What this task involves ▸ Below are records; work out how many of their lines hold the string "JSON" and give that number alone.

[Dataset records]
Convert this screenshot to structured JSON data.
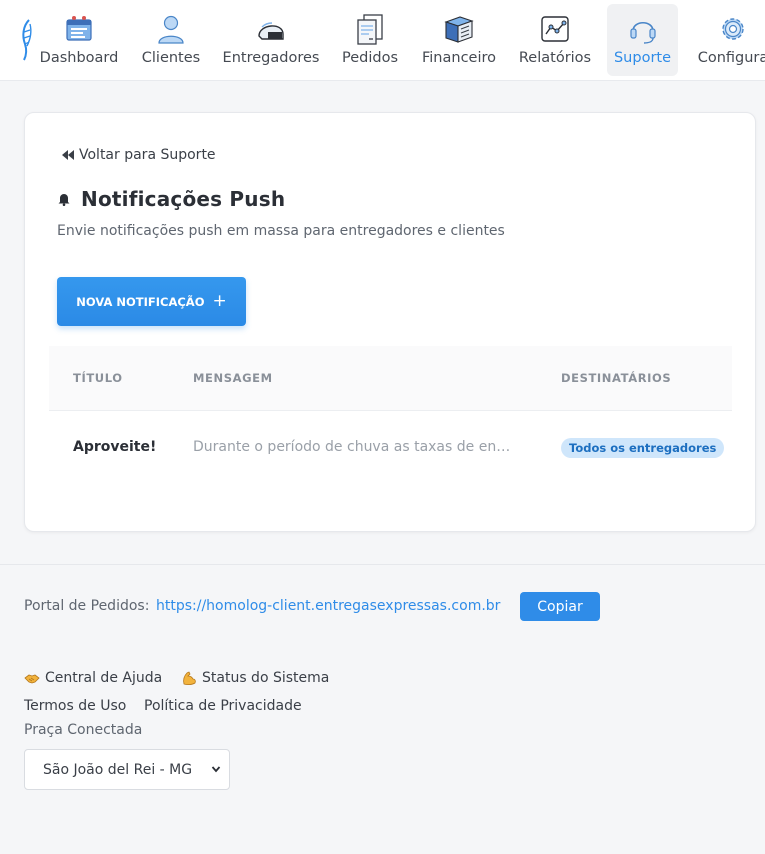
{
  "nav": {
    "items": [
      {
        "label": "Dashboard",
        "icon": "dashboard-icon"
      },
      {
        "label": "Clientes",
        "icon": "user-icon"
      },
      {
        "label": "Entregadores",
        "icon": "helmet-icon"
      },
      {
        "label": "Pedidos",
        "icon": "receipt-icon"
      },
      {
        "label": "Financeiro",
        "icon": "books-icon"
      },
      {
        "label": "Relatórios",
        "icon": "chart-icon"
      },
      {
        "label": "Suporte",
        "icon": "headset-icon",
        "active": true
      },
      {
        "label": "Configura",
        "icon": "gear-icon"
      }
    ]
  },
  "page": {
    "back_label": "Voltar para Suporte",
    "title": "Notificações Push",
    "subtitle": "Envie notificações push em massa para entregadores e clientes",
    "new_button": "NOVA NOTIFICAÇÃO",
    "table": {
      "headers": [
        "TÍTULO",
        "MENSAGEM",
        "DESTINATÁRIOS"
      ],
      "rows": [
        {
          "title": "Aproveite!",
          "message": "Durante o período de chuva as taxas de ent…",
          "recipients": "Todos os entregadores"
        }
      ]
    }
  },
  "footer": {
    "portal_label": "Portal de Pedidos:",
    "portal_url": "https://homolog-client.entregasexpressas.com.br",
    "copy_button": "Copiar",
    "links": {
      "help": "Central de Ajuda",
      "status": "Status do Sistema",
      "terms": "Termos de Uso",
      "privacy": "Política de Privacidade"
    },
    "praca_label": "Praça Conectada",
    "praca_selected": "São João del Rei - MG"
  },
  "colors": {
    "accent": "#2f8ce8",
    "badge_bg": "#cfe6fb",
    "badge_text": "#1d6fc0"
  }
}
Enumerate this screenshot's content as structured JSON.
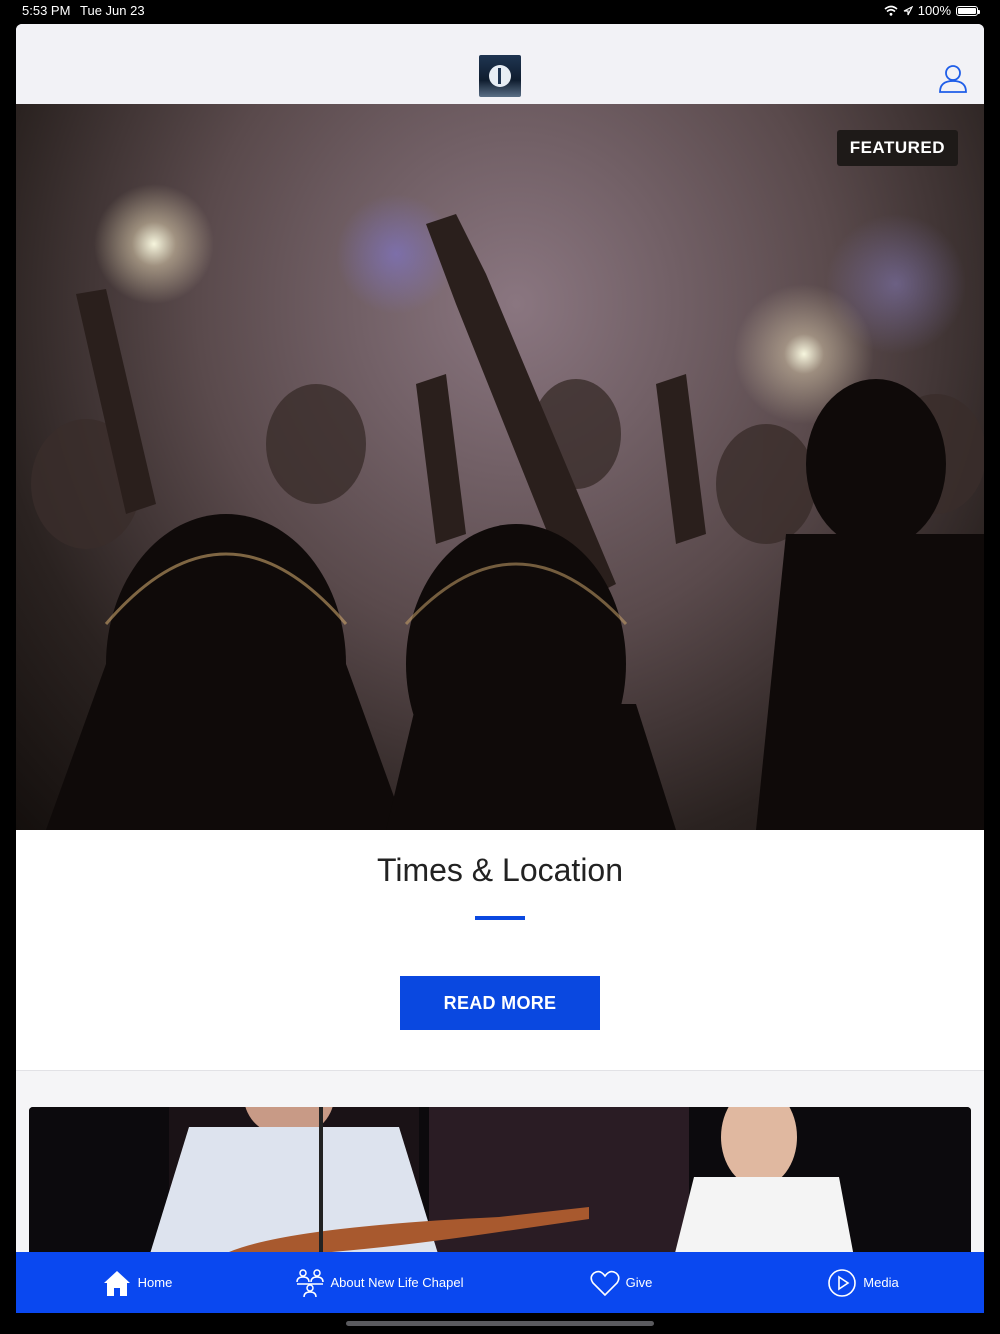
{
  "status_bar": {
    "time": "5:53 PM",
    "date": "Tue Jun 23",
    "battery": "100%"
  },
  "nav": {
    "logo_icon": "church-logo-icon",
    "profile_icon": "user-icon"
  },
  "hero": {
    "badge": "FEATURED"
  },
  "card": {
    "title": "Times & Location",
    "button": "READ MORE"
  },
  "tabs": [
    {
      "label": "Home",
      "icon": "home-icon"
    },
    {
      "label": "About New Life Chapel",
      "icon": "people-icon"
    },
    {
      "label": "Give",
      "icon": "heart-icon"
    },
    {
      "label": "Media",
      "icon": "play-icon"
    }
  ],
  "colors": {
    "accent": "#0a48f0",
    "button": "#0a48e0",
    "badge_bg": "#1e1a18"
  }
}
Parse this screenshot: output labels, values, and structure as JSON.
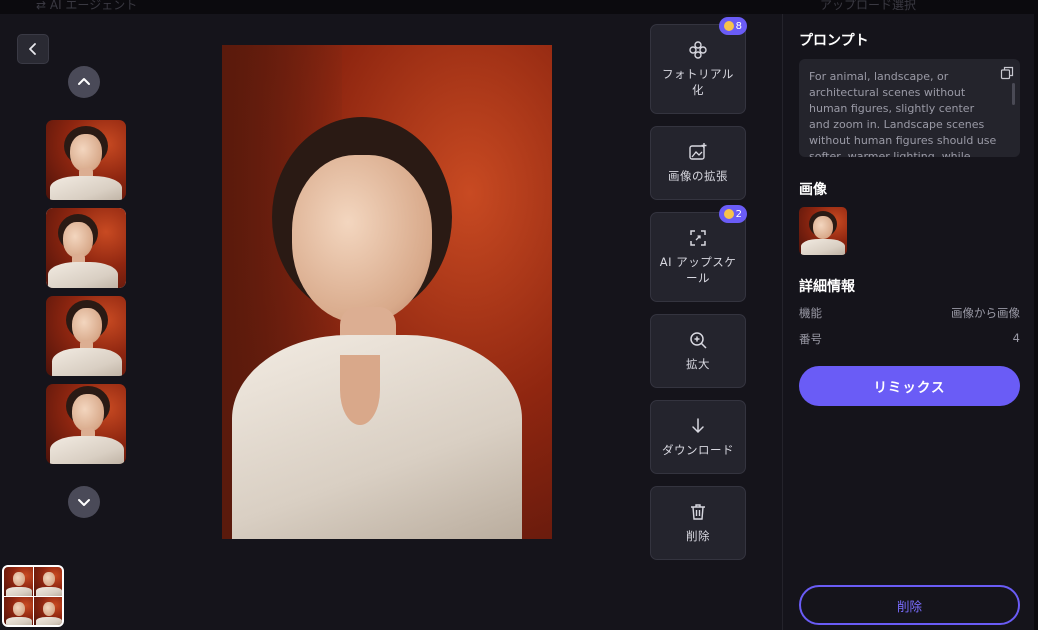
{
  "top_strip": {
    "ghost_left": "⇄ AI エージェント",
    "ghost_right": "アップロード選択"
  },
  "tools": [
    {
      "id": "photoreal",
      "label": "フォトリアル化",
      "icon": "sparkle-cross-icon",
      "badge": "8"
    },
    {
      "id": "expand",
      "label": "画像の拡張",
      "icon": "image-expand-icon",
      "badge": null
    },
    {
      "id": "upscale",
      "label": "AI アップスケール",
      "icon": "upscale-frame-icon",
      "badge": "2"
    },
    {
      "id": "zoom",
      "label": "拡大",
      "icon": "zoom-in-icon",
      "badge": null
    },
    {
      "id": "download",
      "label": "ダウンロード",
      "icon": "download-arrow-icon",
      "badge": null
    },
    {
      "id": "delete",
      "label": "削除",
      "icon": "trash-icon",
      "badge": null
    }
  ],
  "panel": {
    "prompt_title": "プロンプト",
    "prompt_text": "For animal, landscape, or architectural scenes without human figures, slightly center and zoom in. Landscape scenes without human figures should use softer, warmer lighting, while night scenes",
    "image_title": "画像",
    "details_title": "詳細情報",
    "details": [
      {
        "label": "機能",
        "value": "画像から画像"
      },
      {
        "label": "番号",
        "value": "4"
      }
    ],
    "remix_label": "リミックス",
    "delete_label": "削除"
  },
  "colors": {
    "accent": "#6a5cf6",
    "badge_coin": "#f5c34a",
    "background": "#15141b",
    "button_bg": "#24242d"
  }
}
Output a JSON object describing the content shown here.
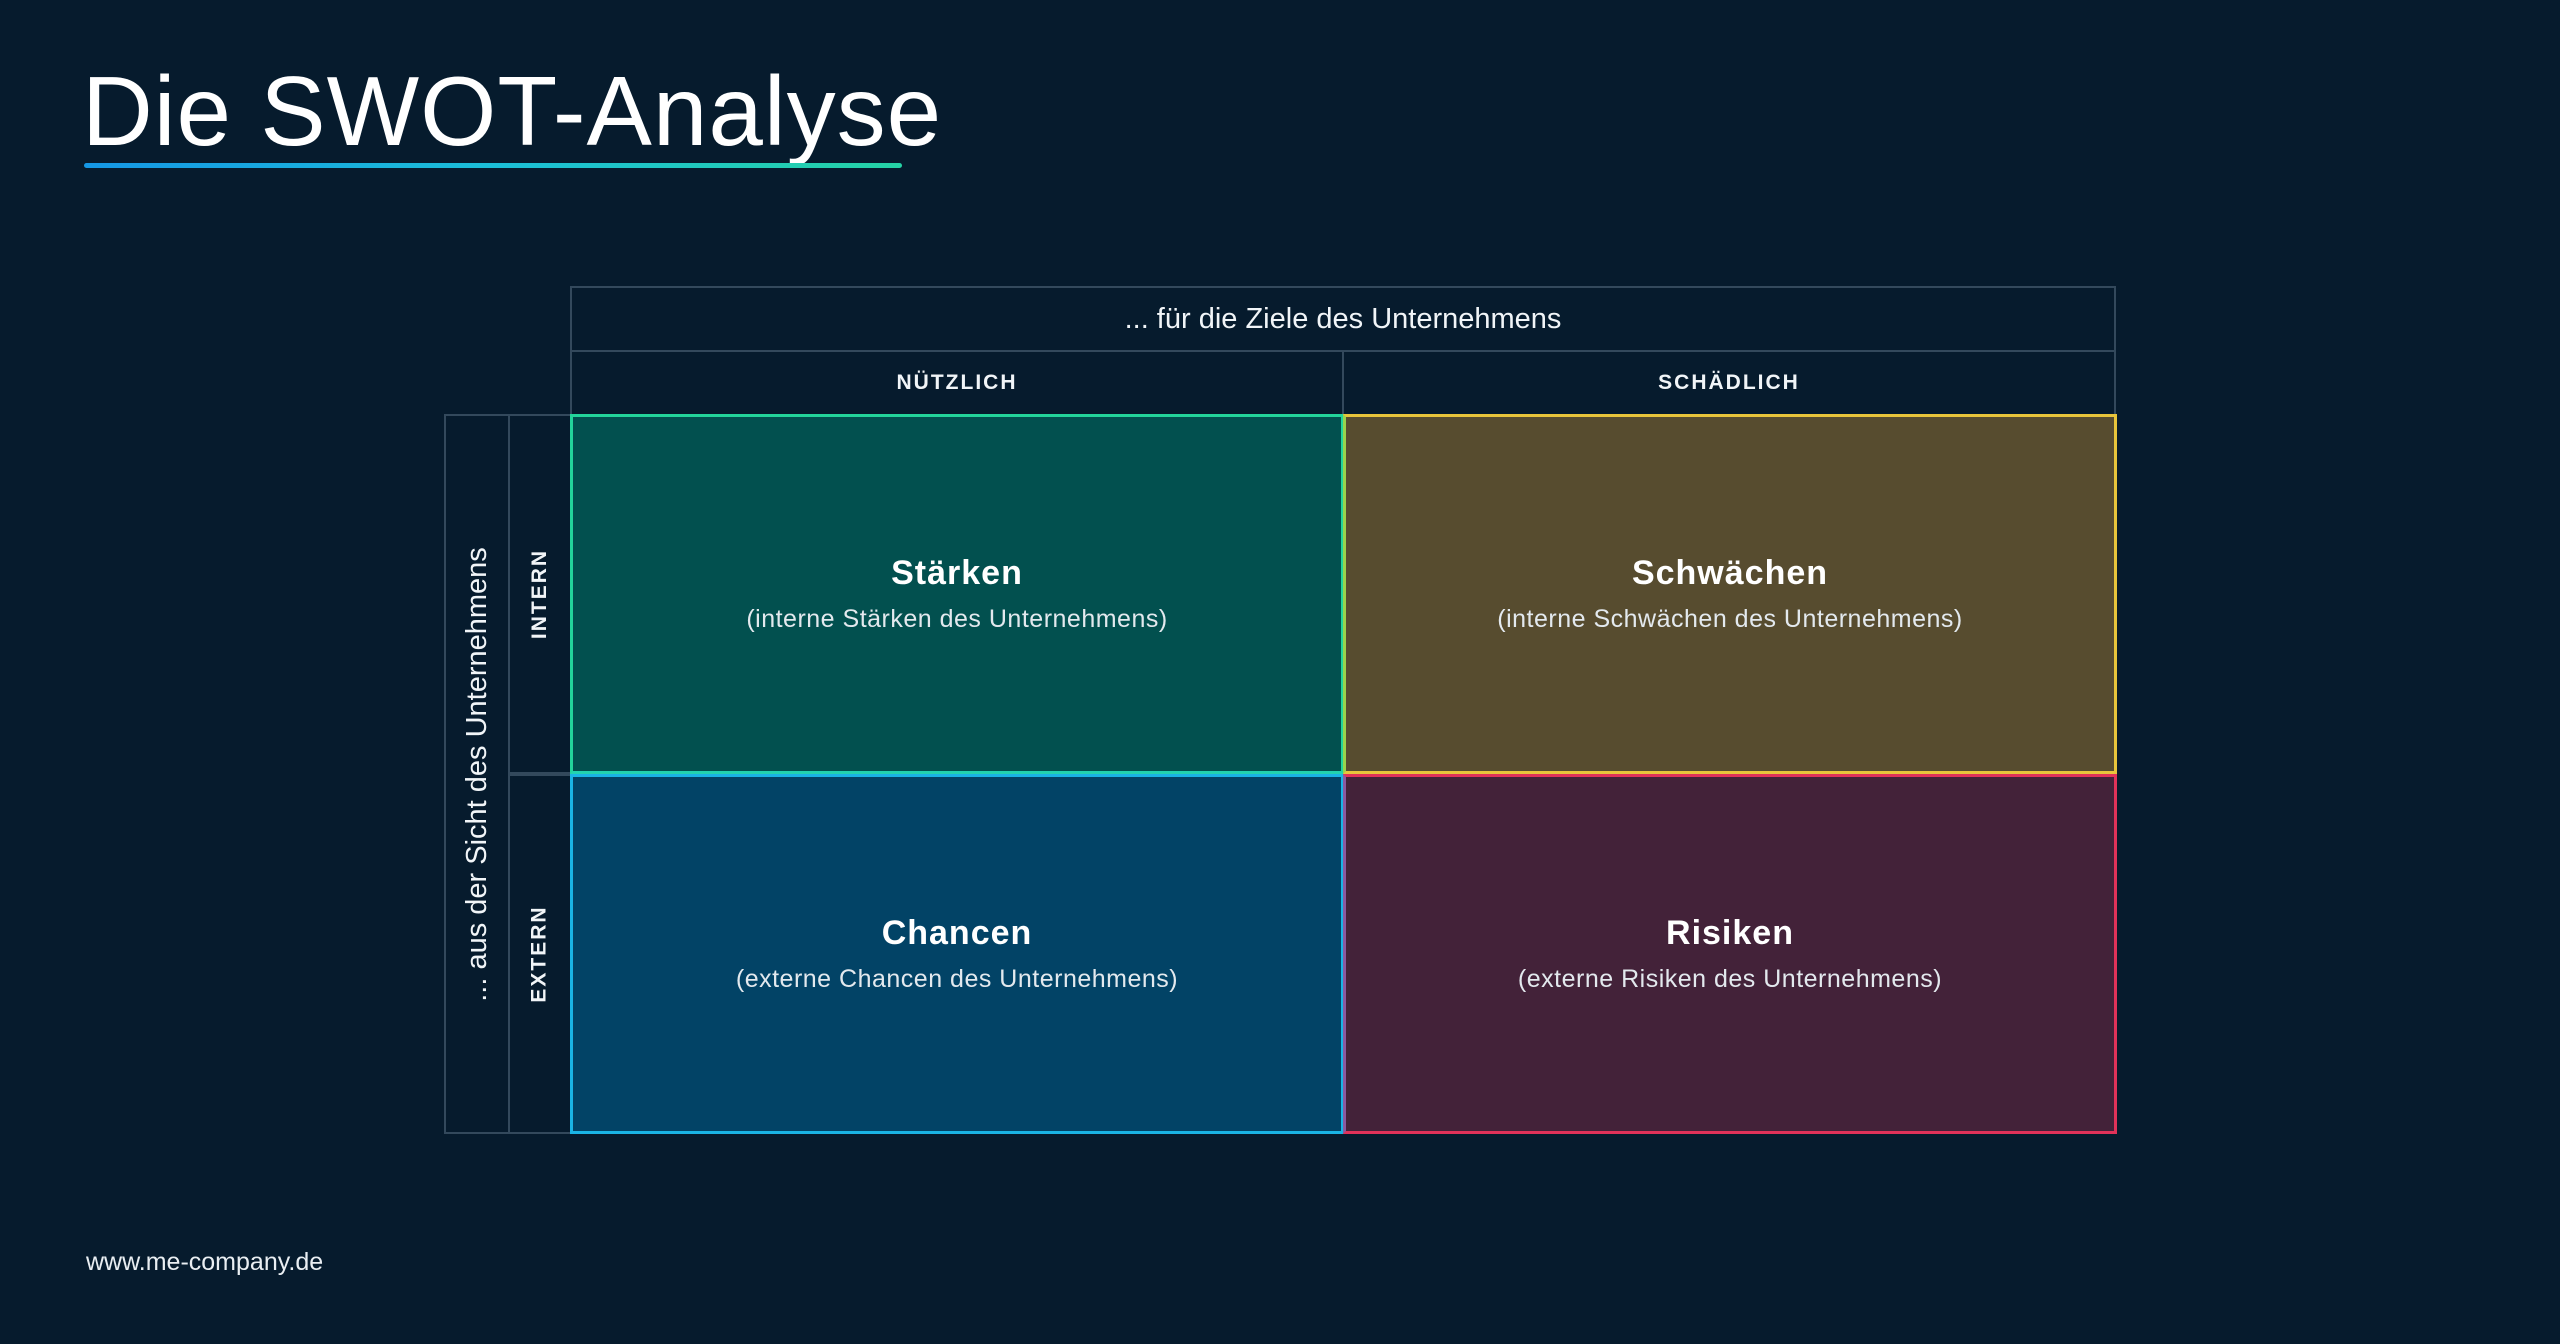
{
  "title": "Die SWOT-Analyse",
  "footer": {
    "url": "www.me-company.de"
  },
  "matrix": {
    "top_header": "... für die Ziele des Unternehmens",
    "columns": {
      "left": "NÜTZLICH",
      "right": "SCHÄDLICH"
    },
    "side_header": "... aus der Sicht des Unternehmens",
    "rows": {
      "top": "INTERN",
      "bottom": "EXTERN"
    },
    "quadrants": {
      "strengths": {
        "title": "Stärken",
        "subtitle": "(interne Stärken des Unternehmens)",
        "color": "#02504f",
        "border": "#23d49b"
      },
      "weaknesses": {
        "title": "Schwächen",
        "subtitle": "(interne Schwächen des Unternehmens)",
        "color": "#574c2f",
        "border": "#e8c53b"
      },
      "opportunities": {
        "title": "Chancen",
        "subtitle": "(externe Chancen des Unternehmens)",
        "color": "#024366",
        "border": "#1ab4e5"
      },
      "threats": {
        "title": "Risiken",
        "subtitle": "(externe Risiken des Unternehmens)",
        "color": "#432239",
        "border": "#e13259"
      }
    }
  },
  "colors": {
    "background": "#061b2d",
    "grid_line": "#33495c"
  }
}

The result ▸ 4